→ EXERCISE DESCRIPTION:
Scan the lines below for the word "świnie". Copy each line you find it in.

------------------------------

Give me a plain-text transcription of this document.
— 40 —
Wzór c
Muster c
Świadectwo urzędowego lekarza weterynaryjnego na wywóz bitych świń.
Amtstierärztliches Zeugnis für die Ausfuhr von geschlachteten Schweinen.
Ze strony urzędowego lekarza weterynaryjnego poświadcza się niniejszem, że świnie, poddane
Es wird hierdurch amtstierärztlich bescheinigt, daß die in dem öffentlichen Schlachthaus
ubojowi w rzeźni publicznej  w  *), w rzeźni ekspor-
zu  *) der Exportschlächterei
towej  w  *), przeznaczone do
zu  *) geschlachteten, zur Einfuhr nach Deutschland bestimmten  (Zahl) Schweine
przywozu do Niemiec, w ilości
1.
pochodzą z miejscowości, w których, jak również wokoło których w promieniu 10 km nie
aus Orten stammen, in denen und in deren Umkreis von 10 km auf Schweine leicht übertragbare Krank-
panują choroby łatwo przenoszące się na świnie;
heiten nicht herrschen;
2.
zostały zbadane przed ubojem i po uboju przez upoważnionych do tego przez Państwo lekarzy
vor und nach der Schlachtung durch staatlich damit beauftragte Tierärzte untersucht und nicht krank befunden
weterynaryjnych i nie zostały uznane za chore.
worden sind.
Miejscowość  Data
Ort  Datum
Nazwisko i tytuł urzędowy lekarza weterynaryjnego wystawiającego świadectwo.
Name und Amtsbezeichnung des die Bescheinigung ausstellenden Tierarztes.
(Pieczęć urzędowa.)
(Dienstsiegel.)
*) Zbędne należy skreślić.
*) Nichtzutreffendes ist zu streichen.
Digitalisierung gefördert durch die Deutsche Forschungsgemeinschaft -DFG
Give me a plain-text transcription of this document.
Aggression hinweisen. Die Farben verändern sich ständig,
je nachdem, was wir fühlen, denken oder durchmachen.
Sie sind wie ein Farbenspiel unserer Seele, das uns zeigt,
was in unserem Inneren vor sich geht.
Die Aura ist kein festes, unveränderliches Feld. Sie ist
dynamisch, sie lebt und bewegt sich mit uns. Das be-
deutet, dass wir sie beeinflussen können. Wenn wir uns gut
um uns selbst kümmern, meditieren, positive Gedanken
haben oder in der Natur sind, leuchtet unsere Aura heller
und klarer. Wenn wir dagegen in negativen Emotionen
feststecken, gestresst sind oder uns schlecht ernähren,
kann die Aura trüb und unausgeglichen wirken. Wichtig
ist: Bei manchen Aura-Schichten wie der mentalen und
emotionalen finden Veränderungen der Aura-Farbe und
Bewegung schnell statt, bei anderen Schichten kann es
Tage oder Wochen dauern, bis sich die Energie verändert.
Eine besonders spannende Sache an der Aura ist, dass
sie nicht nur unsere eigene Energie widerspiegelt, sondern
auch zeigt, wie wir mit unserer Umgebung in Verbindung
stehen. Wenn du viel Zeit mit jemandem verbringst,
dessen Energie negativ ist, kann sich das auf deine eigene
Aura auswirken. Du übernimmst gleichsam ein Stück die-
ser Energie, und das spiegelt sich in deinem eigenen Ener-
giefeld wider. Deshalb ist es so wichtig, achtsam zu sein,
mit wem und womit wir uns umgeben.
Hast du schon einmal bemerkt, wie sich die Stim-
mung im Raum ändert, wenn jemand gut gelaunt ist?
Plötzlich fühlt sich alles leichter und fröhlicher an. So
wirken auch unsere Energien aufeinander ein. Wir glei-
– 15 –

------------------------------

→ TASK RESULT:
Ze strony urzędowego lekarza weterynaryjnego poświadcza się niniejszem, że świnie, poddane
panują choroby łatwo przenoszące się na świnie;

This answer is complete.